-------- EXTRACTED DATA --------

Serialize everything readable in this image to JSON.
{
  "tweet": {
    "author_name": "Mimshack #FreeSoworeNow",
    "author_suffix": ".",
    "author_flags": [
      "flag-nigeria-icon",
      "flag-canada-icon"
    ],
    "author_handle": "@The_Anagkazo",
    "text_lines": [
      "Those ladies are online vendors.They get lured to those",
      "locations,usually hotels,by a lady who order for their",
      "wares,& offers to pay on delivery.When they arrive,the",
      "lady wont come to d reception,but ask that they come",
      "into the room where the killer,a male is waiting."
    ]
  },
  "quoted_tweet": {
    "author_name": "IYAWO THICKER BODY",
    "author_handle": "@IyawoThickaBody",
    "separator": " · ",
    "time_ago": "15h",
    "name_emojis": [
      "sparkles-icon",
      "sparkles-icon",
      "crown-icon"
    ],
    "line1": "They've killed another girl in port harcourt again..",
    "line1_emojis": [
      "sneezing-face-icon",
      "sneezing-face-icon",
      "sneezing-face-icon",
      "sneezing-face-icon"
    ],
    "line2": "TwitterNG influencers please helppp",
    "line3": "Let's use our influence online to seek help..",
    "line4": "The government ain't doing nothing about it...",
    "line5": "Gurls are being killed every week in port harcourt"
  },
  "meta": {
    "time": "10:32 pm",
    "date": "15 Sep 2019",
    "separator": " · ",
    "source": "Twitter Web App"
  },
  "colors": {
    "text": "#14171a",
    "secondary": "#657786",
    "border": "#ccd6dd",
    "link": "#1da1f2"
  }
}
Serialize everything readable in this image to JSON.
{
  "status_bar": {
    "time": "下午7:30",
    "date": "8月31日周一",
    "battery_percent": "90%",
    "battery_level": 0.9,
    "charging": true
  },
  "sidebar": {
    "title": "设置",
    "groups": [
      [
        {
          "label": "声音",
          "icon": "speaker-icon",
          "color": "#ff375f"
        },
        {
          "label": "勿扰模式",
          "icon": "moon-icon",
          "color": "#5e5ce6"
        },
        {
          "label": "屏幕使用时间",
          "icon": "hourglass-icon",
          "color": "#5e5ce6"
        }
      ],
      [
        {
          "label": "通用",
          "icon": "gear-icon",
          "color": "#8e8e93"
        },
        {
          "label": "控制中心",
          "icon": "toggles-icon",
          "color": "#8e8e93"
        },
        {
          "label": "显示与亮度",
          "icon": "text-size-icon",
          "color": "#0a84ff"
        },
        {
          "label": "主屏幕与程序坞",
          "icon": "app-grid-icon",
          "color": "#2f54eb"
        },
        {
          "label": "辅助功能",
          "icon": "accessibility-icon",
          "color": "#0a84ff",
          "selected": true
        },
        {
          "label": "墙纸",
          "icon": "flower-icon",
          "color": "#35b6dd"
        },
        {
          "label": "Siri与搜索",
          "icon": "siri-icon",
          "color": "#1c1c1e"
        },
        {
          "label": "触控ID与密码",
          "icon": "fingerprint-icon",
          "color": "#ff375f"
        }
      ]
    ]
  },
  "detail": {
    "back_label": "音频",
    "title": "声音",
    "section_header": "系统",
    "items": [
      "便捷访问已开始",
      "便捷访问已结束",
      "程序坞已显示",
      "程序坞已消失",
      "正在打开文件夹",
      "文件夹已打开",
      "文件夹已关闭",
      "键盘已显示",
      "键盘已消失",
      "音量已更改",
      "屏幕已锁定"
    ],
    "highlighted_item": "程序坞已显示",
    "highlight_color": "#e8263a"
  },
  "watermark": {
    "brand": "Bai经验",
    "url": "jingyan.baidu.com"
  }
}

--------

## WORK TO DO
Look through the material above. Copy each line where the word "online" appears.

## RESPONSE
      "Those ladies are online vendors.They get lured to those",
    "line3": "Let's use our influence online to seek help..",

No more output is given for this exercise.